TASK MATERIAL ->
------------------------------------------------------------
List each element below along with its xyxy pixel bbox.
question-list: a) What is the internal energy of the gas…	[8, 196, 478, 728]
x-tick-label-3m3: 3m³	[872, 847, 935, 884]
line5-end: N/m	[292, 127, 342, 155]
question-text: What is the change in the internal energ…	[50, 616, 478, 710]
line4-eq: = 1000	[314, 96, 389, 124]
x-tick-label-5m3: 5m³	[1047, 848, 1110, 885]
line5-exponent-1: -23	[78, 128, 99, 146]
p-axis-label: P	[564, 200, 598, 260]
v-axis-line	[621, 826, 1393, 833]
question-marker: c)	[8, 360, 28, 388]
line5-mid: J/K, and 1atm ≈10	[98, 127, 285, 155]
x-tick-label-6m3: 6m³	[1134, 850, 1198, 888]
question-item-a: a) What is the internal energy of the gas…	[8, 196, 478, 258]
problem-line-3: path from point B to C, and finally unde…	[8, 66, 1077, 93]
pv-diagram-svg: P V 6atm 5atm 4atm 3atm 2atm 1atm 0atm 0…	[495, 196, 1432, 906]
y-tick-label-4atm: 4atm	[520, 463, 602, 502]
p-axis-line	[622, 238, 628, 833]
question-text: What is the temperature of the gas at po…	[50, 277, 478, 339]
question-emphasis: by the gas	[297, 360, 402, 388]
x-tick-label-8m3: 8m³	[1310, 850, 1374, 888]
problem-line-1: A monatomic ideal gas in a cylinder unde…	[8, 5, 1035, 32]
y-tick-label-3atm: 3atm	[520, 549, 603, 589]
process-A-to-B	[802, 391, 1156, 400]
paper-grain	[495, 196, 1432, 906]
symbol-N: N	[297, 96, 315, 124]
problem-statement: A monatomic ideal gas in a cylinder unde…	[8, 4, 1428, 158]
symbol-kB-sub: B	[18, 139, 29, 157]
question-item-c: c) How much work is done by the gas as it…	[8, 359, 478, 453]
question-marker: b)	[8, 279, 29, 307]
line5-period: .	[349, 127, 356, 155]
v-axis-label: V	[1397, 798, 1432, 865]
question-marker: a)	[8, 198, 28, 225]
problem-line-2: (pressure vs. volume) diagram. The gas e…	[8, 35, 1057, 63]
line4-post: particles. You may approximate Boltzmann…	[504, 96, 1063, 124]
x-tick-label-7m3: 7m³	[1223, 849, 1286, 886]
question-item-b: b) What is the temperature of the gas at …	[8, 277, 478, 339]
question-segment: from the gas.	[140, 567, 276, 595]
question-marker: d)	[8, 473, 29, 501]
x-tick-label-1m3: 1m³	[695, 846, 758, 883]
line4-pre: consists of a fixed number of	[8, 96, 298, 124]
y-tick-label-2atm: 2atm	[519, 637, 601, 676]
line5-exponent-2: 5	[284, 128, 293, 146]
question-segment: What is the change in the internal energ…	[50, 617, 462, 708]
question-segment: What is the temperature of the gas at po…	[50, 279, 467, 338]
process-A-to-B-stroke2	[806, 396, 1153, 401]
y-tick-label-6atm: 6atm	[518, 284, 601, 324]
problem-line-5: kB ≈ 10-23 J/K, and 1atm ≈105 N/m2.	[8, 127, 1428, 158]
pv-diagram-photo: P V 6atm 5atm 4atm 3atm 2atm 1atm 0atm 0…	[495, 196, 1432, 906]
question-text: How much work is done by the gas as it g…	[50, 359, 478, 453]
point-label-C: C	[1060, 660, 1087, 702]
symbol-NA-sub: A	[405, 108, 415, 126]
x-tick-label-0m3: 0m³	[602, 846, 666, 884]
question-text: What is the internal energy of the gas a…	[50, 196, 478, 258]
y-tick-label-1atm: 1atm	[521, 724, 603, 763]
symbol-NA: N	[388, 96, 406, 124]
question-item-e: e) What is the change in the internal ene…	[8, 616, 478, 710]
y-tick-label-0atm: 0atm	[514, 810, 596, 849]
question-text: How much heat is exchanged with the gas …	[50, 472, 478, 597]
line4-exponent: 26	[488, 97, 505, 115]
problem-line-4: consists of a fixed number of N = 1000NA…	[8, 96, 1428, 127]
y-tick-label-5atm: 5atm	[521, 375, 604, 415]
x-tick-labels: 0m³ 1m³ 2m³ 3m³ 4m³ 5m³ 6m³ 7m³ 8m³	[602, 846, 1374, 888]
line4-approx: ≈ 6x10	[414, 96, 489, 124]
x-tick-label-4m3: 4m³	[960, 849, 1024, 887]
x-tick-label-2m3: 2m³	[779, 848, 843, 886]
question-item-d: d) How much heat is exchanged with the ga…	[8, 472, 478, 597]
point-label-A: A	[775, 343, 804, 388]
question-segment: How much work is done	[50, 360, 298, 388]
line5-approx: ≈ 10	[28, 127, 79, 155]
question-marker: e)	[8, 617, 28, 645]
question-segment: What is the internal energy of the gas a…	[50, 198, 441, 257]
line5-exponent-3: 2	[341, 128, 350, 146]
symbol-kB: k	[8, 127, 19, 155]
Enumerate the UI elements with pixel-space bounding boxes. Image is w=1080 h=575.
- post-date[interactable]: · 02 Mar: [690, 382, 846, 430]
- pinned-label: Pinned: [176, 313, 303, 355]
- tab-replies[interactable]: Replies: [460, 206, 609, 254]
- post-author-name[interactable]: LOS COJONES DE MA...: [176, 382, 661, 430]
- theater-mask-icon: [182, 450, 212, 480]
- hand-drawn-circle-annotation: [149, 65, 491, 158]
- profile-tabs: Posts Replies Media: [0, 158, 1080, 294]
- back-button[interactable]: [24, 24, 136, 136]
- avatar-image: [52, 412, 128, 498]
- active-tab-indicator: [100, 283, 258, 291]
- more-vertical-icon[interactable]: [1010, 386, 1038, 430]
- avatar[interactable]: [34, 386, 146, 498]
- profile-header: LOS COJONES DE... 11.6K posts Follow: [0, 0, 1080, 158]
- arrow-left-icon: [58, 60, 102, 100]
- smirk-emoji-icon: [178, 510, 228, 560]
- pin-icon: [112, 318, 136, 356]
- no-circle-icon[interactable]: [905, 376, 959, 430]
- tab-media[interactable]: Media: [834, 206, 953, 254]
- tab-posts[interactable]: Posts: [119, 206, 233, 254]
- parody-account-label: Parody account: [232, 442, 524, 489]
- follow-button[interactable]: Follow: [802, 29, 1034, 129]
------------------------------------------------------------
SHORT EXERCISE -> Format the data from its first line up to and including the line with "850, 1198, 888]" as a Markdown table with the columns n and Line, where n is the row number and Line is that line of data. Leave out any blank lines.

FULL OUTPUT ->
| n | Line |
|---|---|
| 1 | List each element below along with its xyxy pixel bbox. |
| 2 | question-list: a) What is the internal energy of the gas…	[8, 196, 478, 728] |
| 3 | x-tick-label-3m3: 3m³	[872, 847, 935, 884] |
| 4 | line5-end: N/m	[292, 127, 342, 155] |
| 5 | question-text: What is the change in the internal energ…	[50, 616, 478, 710] |
| 6 | line4-eq: = 1000	[314, 96, 389, 124] |
| 7 | x-tick-label-5m3: 5m³	[1047, 848, 1110, 885] |
| 8 | line5-exponent-1: -23	[78, 128, 99, 146] |
| 9 | p-axis-label: P	[564, 200, 598, 260] |
| 10 | v-axis-line	[621, 826, 1393, 833] |
| 11 | question-marker: c)	[8, 360, 28, 388] |
| 12 | line5-mid: J/K, and 1atm ≈10	[98, 127, 285, 155] |
| 13 | x-tick-label-6m3: 6m³	[1134, 850, 1198, 888] |